EXERCISE INSTRUCTIONS:
Transcribe the entries below exactly; leave every image out.

--- MATERIAL FOR THIS EXERCISE ---

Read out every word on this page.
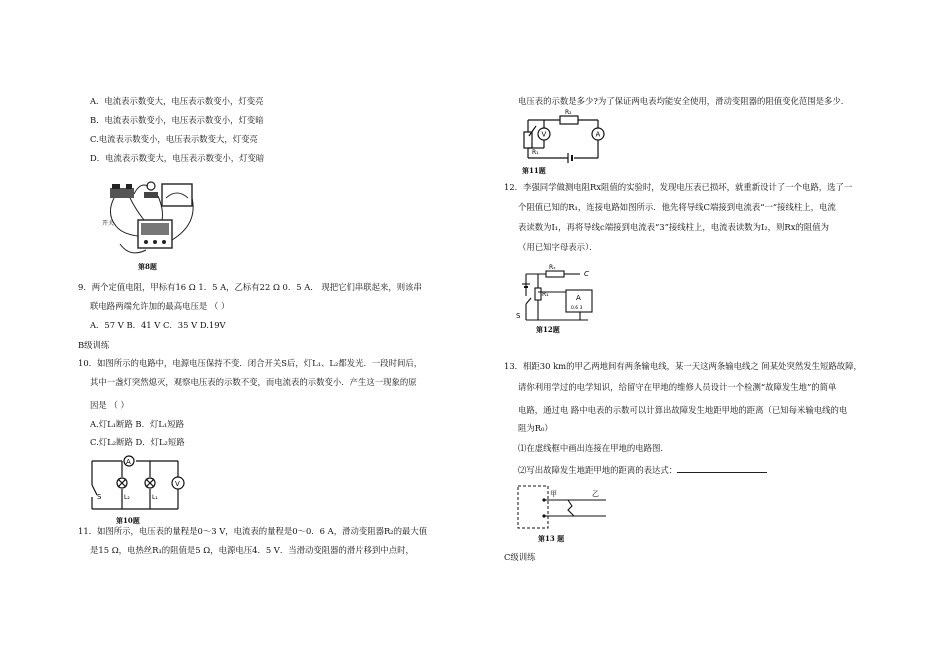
A．电流表示数变大，电压表示数变小，灯变亮
B．电流表示数变小，电压表示数变小，灯变暗
C.电流表示数变小，电压表示数变大，灯变亮
D．电流表示数变大，电压表示数变小，灯变暗
开关
第8题
9．两个定值电阻，甲标有16 Ω 1．5 A，乙标有22 Ω 0．5 A． 现把它们串联起来，则该串
联电路两端允许加的最高电压是 （ ）
A．57 V B．41 V C．35 V D.19V
B级训练
10．如图所示的电路中，电源电压保持不变．闭合开关S后，灯L₁、L₂都发光．一段时间后，
其中一盏灯突然熄灭，观察电压表的示数不变，而电流表的示数变小．产生这一现象的原
因是 （ ）
A.灯L₁断路 B．灯L₁短路
C.灯L₂断路 D．灯L₂短路
A
V
S	L₂	L₁
第10题
11．如图所示，电压表的量程是0～3 V，电流表的量程是0～0．6 A，滑动变阻器R₂的最大值
是15 Ω，电热丝R₁的阻值是5 Ω，电源电压4．5 V．当滑动变阻器的滑片移到中点时，
电压表的示数是多少?为了保证两电表均能安全使用，滑动变阻器的阻值变化范围是多少.
R₂
V	A
R₁
第11题
12．李强同学做测电阻Rx阻值的实验时，发现电压表已损坏，就重新设计了一个电路，选了一
个阻值已知的R₁，连接电路如图所示．他先将导线C端接到电流表“一”接线柱上，电流
表读数为I₁，再将导线c端接到电流表“3”接线柱上，电流表读数为I₂，则Rx的阻值为
（用已知字母表示）．
Rₓ
C
R₁	A
0.6 3
S
第12题
13．相距30 km的甲乙两地间有两条输电线，某一天这两条输电线之 间某处突然发生短路故障，
请你利用学过的电学知识，给留守在甲地的维修人员设计一个检测“故障发生地”的简单
电路，通过电 路中电表的示数可以计算出故障发生地距甲地的距离（已知每米输电线的电
阻为R₀）
⑴在虚线框中画出连接在甲地的电路图.
⑵写出故障发生地距甲地的距离的表达式：
甲	乙
第13 题
C级训练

---

WRITTEN SOLUTION:
Read out every word on this page.
A．电流表示数变大，电压表示数变小，灯变亮
B．电流表示数变小，电压表示数变小，灯变暗
C.电流表示数变小，电压表示数变大，灯变亮
D．电流表示数变大，电压表示数变小，灯变暗
开关
第8题
9．两个定值电阻，甲标有16 Ω 1．5 A，乙标有22 Ω 0．5 A． 现把它们串联起来，则该串
联电路两端允许加的最高电压是 （ ）
A．57 V B．41 V C．35 V D.19V
B级训练
10．如图所示的电路中，电源电压保持不变．闭合开关S后，灯L₁、L₂都发光．一段时间后，
其中一盏灯突然熄灭，观察电压表的示数不变，而电流表的示数变小．产生这一现象的原
因是 （ ）
A.灯L₁断路 B．灯L₁短路
C.灯L₂断路 D．灯L₂短路
A
V
S	L₂	L₁
第10题
11．如图所示，电压表的量程是0～3 V，电流表的量程是0～0．6 A，滑动变阻器R₂的最大值
是15 Ω，电热丝R₁的阻值是5 Ω，电源电压4．5 V．当滑动变阻器的滑片移到中点时，
电压表的示数是多少?为了保证两电表均能安全使用，滑动变阻器的阻值变化范围是多少.
R₂
V	A
R₁
第11题
12．李强同学做测电阻Rx阻值的实验时，发现电压表已损坏，就重新设计了一个电路，选了一
个阻值已知的R₁，连接电路如图所示．他先将导线C端接到电流表“一”接线柱上，电流
表读数为I₁，再将导线c端接到电流表“3”接线柱上，电流表读数为I₂，则Rx的阻值为
（用已知字母表示）．
Rₓ
C
R₁	A
0.6 3
S
第12题
13．相距30 km的甲乙两地间有两条输电线，某一天这两条输电线之 间某处突然发生短路故障，
请你利用学过的电学知识，给留守在甲地的维修人员设计一个检测“故障发生地”的简单
电路，通过电 路中电表的示数可以计算出故障发生地距甲地的距离（已知每米输电线的电
阻为R₀）
⑴在虚线框中画出连接在甲地的电路图.
⑵写出故障发生地距甲地的距离的表达式：
甲	乙
第13 题
C级训练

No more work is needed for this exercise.